**WHAT TO DO**
Can you output the records below exactly as they are written?

**DATA ENTRIES**
------

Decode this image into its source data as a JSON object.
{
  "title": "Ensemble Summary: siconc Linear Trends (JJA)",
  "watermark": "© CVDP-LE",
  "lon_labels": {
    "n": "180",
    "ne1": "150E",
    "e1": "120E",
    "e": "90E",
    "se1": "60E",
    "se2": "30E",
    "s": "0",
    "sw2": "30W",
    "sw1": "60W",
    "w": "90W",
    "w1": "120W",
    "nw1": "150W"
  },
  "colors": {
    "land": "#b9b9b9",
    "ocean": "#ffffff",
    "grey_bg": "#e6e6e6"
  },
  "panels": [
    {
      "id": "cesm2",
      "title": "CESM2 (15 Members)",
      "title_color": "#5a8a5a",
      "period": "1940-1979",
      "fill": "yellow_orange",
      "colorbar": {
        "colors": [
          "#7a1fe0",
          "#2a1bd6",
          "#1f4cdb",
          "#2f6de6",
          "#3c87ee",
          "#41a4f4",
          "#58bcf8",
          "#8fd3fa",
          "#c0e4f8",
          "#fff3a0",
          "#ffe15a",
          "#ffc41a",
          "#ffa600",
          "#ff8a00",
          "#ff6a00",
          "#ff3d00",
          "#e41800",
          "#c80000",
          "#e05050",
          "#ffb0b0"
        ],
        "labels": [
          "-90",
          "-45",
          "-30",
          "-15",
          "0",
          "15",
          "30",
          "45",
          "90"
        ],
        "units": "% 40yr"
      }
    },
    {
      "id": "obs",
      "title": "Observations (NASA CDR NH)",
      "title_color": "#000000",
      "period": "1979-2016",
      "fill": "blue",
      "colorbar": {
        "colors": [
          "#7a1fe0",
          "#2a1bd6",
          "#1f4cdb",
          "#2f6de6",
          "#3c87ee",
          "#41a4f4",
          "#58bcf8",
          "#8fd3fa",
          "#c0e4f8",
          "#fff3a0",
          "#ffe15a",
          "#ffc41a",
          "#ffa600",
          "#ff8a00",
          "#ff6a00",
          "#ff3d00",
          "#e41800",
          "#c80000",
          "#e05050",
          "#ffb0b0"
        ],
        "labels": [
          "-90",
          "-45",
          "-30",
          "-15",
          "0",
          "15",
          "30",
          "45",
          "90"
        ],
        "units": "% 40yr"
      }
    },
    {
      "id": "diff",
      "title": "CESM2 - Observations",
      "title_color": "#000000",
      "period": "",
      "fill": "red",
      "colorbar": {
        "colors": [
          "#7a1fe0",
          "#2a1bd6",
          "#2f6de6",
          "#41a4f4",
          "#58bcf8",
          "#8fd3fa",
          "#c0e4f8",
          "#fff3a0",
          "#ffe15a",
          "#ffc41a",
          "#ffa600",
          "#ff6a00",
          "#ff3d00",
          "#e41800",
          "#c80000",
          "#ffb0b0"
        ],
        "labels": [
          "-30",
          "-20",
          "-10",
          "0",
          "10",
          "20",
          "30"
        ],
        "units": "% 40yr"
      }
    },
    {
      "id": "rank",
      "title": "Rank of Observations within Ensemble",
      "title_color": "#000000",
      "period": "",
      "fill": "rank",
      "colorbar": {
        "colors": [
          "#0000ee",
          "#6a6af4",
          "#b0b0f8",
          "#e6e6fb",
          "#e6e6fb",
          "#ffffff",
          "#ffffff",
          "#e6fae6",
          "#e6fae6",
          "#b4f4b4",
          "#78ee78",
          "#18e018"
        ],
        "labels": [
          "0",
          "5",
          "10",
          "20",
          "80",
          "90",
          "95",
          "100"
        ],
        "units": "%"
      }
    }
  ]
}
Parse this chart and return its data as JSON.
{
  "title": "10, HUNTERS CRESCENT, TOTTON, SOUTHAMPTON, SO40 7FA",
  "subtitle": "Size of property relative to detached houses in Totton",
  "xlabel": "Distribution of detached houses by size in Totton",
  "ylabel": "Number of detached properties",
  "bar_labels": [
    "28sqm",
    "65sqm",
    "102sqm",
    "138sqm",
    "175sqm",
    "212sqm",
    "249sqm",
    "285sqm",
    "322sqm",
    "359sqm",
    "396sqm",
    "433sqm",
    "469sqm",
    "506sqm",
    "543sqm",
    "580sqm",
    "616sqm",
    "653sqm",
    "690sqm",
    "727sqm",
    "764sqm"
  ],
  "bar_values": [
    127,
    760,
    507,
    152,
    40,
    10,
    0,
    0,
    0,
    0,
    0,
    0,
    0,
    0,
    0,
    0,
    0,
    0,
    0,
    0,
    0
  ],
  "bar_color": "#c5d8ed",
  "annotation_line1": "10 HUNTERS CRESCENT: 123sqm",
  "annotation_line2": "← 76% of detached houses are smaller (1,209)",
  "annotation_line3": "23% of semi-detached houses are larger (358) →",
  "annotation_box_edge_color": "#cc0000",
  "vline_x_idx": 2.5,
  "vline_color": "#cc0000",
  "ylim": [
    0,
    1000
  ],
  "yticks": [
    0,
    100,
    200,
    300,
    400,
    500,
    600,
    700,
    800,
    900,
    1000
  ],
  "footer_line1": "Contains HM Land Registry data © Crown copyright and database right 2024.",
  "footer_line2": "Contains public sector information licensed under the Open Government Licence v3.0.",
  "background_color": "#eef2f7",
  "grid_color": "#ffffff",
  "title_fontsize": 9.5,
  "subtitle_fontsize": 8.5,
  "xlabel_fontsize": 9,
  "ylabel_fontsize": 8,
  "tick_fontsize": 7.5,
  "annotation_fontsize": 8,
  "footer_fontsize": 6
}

------

**EXERCISE SOLUTION**
Decode this image into its source data as a JSON object.
{
  "title": "Ensemble Summary: siconc Linear Trends (JJA)",
  "watermark": "© CVDP-LE",
  "lon_labels": {
    "n": "180",
    "ne1": "150E",
    "e1": "120E",
    "e": "90E",
    "se1": "60E",
    "se2": "30E",
    "s": "0",
    "sw2": "30W",
    "sw1": "60W",
    "w": "90W",
    "w1": "120W",
    "nw1": "150W"
  },
  "colors": {
    "land": "#b9b9b9",
    "ocean": "#ffffff",
    "grey_bg": "#e6e6e6"
  },
  "panels": [
    {
      "id": "cesm2",
      "title": "CESM2 (15 Members)",
      "title_color": "#5a8a5a",
      "period": "1940-1979",
      "fill": "yellow_orange",
      "colorbar": {
        "colors": [
          "#7a1fe0",
          "#2a1bd6",
          "#1f4cdb",
          "#2f6de6",
          "#3c87ee",
          "#41a4f4",
          "#58bcf8",
          "#8fd3fa",
          "#c0e4f8",
          "#fff3a0",
          "#ffe15a",
          "#ffc41a",
          "#ffa600",
          "#ff8a00",
          "#ff6a00",
          "#ff3d00",
          "#e41800",
          "#c80000",
          "#e05050",
          "#ffb0b0"
        ],
        "labels": [
          "-90",
          "-45",
          "-30",
          "-15",
          "0",
          "15",
          "30",
          "45",
          "90"
        ],
        "units": "% 40yr"
      }
    },
    {
      "id": "obs",
      "title": "Observations (NASA CDR NH)",
      "title_color": "#000000",
      "period": "1979-2016",
      "fill": "blue",
      "colorbar": {
        "colors": [
          "#7a1fe0",
          "#2a1bd6",
          "#1f4cdb",
          "#2f6de6",
          "#3c87ee",
          "#41a4f4",
          "#58bcf8",
          "#8fd3fa",
          "#c0e4f8",
          "#fff3a0",
          "#ffe15a",
          "#ffc41a",
          "#ffa600",
          "#ff8a00",
          "#ff6a00",
          "#ff3d00",
          "#e41800",
          "#c80000",
          "#e05050",
          "#ffb0b0"
        ],
        "labels": [
          "-90",
          "-45",
          "-30",
          "-15",
          "0",
          "15",
          "30",
          "45",
          "90"
        ],
        "units": "% 40yr"
      }
    },
    {
      "id": "diff",
      "title": "CESM2 - Observations",
      "title_color": "#000000",
      "period": "",
      "fill": "red",
      "colorbar": {
        "colors": [
          "#7a1fe0",
          "#2a1bd6",
          "#2f6de6",
          "#41a4f4",
          "#58bcf8",
          "#8fd3fa",
          "#c0e4f8",
          "#fff3a0",
          "#ffe15a",
          "#ffc41a",
          "#ffa600",
          "#ff6a00",
          "#ff3d00",
          "#e41800",
          "#c80000",
          "#ffb0b0"
        ],
        "labels": [
          "-30",
          "-20",
          "-10",
          "0",
          "10",
          "20",
          "30"
        ],
        "units": "% 40yr"
      }
    },
    {
      "id": "rank",
      "title": "Rank of Observations within Ensemble",
      "title_color": "#000000",
      "period": "",
      "fill": "rank",
      "colorbar": {
        "colors": [
          "#0000ee",
          "#6a6af4",
          "#b0b0f8",
          "#e6e6fb",
          "#e6e6fb",
          "#ffffff",
          "#ffffff",
          "#e6fae6",
          "#e6fae6",
          "#b4f4b4",
          "#78ee78",
          "#18e018"
        ],
        "labels": [
          "0",
          "5",
          "10",
          "20",
          "80",
          "90",
          "95",
          "100"
        ],
        "units": "%"
      }
    }
  ]
}
Parse this chart and return its data as JSON.
{
  "title": "10, HUNTERS CRESCENT, TOTTON, SOUTHAMPTON, SO40 7FA",
  "subtitle": "Size of property relative to detached houses in Totton",
  "xlabel": "Distribution of detached houses by size in Totton",
  "ylabel": "Number of detached properties",
  "bar_labels": [
    "28sqm",
    "65sqm",
    "102sqm",
    "138sqm",
    "175sqm",
    "212sqm",
    "249sqm",
    "285sqm",
    "322sqm",
    "359sqm",
    "396sqm",
    "433sqm",
    "469sqm",
    "506sqm",
    "543sqm",
    "580sqm",
    "616sqm",
    "653sqm",
    "690sqm",
    "727sqm",
    "764sqm"
  ],
  "bar_values": [
    127,
    760,
    507,
    152,
    40,
    10,
    0,
    0,
    0,
    0,
    0,
    0,
    0,
    0,
    0,
    0,
    0,
    0,
    0,
    0,
    0
  ],
  "bar_color": "#c5d8ed",
  "annotation_line1": "10 HUNTERS CRESCENT: 123sqm",
  "annotation_line2": "← 76% of detached houses are smaller (1,209)",
  "annotation_line3": "23% of semi-detached houses are larger (358) →",
  "annotation_box_edge_color": "#cc0000",
  "vline_x_idx": 2.5,
  "vline_color": "#cc0000",
  "ylim": [
    0,
    1000
  ],
  "yticks": [
    0,
    100,
    200,
    300,
    400,
    500,
    600,
    700,
    800,
    900,
    1000
  ],
  "footer_line1": "Contains HM Land Registry data © Crown copyright and database right 2024.",
  "footer_line2": "Contains public sector information licensed under the Open Government Licence v3.0.",
  "background_color": "#eef2f7",
  "grid_color": "#ffffff",
  "title_fontsize": 9.5,
  "subtitle_fontsize": 8.5,
  "xlabel_fontsize": 9,
  "ylabel_fontsize": 8,
  "tick_fontsize": 7.5,
  "annotation_fontsize": 8,
  "footer_fontsize": 6
}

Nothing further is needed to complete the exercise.